┌────────
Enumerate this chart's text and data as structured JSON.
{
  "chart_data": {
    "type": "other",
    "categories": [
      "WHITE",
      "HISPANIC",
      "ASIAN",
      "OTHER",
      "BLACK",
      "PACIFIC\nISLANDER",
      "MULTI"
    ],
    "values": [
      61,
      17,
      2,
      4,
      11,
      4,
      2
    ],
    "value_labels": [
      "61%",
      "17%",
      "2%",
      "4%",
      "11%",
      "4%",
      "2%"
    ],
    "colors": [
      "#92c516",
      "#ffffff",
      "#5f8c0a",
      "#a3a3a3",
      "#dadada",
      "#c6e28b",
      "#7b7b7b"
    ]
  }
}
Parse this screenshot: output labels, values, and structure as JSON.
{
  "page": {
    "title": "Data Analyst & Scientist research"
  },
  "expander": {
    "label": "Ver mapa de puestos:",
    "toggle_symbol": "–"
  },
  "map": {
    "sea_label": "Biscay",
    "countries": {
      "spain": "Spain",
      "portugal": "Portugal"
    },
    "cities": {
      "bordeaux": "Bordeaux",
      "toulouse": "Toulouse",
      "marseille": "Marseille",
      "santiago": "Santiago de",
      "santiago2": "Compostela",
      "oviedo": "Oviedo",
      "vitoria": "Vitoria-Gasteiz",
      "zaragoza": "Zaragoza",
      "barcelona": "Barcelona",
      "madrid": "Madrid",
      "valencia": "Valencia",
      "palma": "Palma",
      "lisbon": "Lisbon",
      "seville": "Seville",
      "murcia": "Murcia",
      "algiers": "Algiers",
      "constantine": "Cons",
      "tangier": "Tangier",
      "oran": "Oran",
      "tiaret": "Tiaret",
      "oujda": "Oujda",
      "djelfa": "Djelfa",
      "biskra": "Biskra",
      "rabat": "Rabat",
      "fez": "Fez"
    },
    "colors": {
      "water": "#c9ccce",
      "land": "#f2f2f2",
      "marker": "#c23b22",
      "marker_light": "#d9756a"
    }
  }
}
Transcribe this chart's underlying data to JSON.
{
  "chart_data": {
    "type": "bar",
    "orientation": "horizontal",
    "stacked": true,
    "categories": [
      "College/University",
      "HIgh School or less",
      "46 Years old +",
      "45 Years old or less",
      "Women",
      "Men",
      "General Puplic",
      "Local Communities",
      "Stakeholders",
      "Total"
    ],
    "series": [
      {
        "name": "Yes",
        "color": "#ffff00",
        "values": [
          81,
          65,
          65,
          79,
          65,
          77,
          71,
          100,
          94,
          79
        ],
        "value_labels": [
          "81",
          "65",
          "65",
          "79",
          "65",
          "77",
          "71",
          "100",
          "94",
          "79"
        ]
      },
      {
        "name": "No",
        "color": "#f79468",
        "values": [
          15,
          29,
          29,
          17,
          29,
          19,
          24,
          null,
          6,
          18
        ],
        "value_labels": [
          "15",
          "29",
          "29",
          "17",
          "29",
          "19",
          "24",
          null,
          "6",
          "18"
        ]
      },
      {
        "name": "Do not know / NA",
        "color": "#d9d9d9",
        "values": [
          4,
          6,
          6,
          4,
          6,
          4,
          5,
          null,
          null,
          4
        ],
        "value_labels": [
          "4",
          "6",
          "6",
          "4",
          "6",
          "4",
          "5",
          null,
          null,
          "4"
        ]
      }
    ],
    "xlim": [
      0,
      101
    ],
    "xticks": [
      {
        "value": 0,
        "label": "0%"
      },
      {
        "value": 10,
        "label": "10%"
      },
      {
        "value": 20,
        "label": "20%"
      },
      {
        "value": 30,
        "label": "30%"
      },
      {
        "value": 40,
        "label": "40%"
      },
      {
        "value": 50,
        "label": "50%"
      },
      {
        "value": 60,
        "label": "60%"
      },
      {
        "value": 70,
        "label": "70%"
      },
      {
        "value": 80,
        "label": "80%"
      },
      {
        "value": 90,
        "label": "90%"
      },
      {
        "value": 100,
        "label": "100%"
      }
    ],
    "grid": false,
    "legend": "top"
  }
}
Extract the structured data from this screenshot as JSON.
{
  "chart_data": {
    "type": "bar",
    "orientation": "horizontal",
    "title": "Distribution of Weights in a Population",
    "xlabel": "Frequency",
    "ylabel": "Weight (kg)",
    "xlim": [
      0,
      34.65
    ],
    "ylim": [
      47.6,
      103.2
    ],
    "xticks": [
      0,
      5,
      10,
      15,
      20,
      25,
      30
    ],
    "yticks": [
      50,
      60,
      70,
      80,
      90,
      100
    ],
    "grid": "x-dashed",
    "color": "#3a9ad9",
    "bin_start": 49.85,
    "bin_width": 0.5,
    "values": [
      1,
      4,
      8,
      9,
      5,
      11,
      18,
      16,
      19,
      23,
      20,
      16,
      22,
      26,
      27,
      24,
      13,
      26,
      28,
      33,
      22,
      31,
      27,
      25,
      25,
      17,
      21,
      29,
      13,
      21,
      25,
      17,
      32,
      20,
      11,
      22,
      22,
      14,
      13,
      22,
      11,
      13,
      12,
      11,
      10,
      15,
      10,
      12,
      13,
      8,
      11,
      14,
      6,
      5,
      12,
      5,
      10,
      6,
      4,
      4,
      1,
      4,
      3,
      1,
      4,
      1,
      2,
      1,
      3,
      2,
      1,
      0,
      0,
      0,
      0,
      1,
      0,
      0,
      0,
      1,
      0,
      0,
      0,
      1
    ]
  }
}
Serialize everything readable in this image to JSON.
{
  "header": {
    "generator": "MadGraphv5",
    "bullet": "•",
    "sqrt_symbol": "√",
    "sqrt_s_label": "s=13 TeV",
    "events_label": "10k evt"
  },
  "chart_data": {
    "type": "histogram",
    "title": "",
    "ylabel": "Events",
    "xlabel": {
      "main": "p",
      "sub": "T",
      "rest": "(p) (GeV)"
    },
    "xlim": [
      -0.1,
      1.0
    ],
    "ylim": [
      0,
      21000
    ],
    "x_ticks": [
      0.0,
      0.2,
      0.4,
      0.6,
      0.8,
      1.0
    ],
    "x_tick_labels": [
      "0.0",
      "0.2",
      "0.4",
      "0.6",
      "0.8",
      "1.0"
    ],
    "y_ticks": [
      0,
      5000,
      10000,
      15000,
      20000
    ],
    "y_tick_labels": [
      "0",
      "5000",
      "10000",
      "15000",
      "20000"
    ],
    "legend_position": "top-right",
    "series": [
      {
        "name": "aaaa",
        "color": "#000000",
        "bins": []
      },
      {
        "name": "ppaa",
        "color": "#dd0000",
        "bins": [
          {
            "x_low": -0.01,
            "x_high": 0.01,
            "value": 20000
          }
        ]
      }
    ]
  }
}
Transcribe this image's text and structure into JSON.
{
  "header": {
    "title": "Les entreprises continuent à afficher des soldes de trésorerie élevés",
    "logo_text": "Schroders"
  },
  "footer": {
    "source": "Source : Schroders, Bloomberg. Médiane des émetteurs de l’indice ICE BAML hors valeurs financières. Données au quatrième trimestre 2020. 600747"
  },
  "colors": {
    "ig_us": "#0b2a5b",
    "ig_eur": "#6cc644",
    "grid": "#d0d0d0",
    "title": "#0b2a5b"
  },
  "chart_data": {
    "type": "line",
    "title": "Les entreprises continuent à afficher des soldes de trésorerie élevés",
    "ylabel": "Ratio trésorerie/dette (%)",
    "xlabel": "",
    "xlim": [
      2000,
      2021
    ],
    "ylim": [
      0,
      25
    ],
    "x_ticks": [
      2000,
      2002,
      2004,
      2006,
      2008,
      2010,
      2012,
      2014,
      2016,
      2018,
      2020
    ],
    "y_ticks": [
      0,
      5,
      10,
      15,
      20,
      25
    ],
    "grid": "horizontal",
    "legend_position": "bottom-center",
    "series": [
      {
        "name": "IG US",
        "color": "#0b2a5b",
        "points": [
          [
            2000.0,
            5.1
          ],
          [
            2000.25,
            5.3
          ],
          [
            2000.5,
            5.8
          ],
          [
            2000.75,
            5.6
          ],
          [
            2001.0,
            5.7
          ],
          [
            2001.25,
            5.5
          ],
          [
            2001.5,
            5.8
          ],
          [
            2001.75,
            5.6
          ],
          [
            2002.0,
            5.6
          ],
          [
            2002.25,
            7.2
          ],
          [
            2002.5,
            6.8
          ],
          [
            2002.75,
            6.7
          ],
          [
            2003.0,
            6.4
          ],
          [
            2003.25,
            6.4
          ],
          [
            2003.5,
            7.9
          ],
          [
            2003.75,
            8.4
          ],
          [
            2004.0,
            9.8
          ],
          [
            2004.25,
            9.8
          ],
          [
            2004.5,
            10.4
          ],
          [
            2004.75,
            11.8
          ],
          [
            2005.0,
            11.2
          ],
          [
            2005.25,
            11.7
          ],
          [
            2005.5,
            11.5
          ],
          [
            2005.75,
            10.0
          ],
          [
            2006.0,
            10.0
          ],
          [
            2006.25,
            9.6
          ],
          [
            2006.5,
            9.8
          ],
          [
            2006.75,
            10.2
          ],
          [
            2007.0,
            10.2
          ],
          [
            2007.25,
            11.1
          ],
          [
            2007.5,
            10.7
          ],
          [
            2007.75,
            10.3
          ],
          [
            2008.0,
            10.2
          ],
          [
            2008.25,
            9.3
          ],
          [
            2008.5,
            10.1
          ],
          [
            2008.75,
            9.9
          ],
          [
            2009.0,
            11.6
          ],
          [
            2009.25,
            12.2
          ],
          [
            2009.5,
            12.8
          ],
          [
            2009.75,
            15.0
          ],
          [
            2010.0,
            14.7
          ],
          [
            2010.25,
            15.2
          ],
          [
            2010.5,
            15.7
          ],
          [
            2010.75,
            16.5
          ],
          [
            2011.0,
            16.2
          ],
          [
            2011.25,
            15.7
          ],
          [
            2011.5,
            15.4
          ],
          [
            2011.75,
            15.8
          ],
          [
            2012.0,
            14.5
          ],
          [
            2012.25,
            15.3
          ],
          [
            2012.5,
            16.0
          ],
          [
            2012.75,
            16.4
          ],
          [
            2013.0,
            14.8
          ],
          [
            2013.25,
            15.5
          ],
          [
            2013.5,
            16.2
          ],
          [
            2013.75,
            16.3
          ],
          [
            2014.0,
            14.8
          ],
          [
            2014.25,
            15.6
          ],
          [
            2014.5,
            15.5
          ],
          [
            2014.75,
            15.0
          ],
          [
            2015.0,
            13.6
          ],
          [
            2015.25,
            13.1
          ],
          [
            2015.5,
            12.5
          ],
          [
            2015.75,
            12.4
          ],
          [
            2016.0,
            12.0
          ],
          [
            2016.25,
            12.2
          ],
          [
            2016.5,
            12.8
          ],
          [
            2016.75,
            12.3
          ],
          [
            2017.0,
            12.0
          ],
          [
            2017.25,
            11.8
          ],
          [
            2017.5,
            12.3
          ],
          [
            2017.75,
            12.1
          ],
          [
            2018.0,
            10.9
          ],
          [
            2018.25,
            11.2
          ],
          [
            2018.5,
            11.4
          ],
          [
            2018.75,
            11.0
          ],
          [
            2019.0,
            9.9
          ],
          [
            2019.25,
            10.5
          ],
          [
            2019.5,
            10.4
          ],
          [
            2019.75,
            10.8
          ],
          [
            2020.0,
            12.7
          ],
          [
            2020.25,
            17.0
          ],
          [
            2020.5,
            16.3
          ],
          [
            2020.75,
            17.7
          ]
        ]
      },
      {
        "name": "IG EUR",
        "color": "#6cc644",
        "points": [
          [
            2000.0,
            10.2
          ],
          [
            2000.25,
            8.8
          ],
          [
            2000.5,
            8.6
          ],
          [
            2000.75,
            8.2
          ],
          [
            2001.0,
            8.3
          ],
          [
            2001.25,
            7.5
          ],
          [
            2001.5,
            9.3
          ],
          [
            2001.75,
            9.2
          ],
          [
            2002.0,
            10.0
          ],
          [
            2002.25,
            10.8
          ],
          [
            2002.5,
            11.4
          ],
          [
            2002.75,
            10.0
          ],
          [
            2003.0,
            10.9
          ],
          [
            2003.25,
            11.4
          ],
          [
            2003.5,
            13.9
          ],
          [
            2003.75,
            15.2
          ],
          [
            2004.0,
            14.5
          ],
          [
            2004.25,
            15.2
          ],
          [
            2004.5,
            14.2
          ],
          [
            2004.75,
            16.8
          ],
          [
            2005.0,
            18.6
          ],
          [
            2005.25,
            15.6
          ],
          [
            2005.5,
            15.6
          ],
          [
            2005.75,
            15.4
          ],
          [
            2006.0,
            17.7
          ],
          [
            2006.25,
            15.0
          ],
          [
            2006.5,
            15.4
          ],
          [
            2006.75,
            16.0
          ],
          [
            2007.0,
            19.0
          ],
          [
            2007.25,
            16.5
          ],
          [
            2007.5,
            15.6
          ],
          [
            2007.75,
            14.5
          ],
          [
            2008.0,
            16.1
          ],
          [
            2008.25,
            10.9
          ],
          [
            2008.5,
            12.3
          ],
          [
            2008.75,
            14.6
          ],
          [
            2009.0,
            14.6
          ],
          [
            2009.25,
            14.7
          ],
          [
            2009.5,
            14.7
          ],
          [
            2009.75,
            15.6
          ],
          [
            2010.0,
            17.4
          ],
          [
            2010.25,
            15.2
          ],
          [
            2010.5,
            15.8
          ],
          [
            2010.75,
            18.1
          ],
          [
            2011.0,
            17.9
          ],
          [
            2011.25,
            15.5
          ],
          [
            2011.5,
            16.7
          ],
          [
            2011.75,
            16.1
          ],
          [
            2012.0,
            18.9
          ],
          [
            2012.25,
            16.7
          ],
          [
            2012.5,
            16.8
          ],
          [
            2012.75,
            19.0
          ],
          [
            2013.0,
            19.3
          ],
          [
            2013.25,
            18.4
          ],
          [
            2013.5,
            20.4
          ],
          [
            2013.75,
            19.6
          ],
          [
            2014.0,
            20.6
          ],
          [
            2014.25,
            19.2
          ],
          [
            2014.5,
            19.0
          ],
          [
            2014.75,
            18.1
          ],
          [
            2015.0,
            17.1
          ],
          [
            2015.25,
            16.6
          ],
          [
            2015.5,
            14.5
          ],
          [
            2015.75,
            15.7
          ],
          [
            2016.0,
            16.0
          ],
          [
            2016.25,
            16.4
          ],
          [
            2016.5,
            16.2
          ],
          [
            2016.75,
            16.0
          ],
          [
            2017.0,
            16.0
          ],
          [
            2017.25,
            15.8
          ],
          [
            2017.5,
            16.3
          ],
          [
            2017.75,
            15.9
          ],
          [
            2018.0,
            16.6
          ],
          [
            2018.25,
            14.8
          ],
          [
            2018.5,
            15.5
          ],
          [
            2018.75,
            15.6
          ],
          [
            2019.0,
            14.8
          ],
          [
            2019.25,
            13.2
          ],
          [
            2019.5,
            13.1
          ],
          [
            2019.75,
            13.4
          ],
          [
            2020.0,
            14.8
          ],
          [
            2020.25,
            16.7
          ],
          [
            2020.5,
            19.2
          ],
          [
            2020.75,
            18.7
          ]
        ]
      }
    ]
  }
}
└────────
Written request — Note each line of the entries that has "structured" in it, and copy those lines.

Final answer —
Enumerate this chart's text and data as structured JSON.
Extract the structured data from this screenshot as JSON.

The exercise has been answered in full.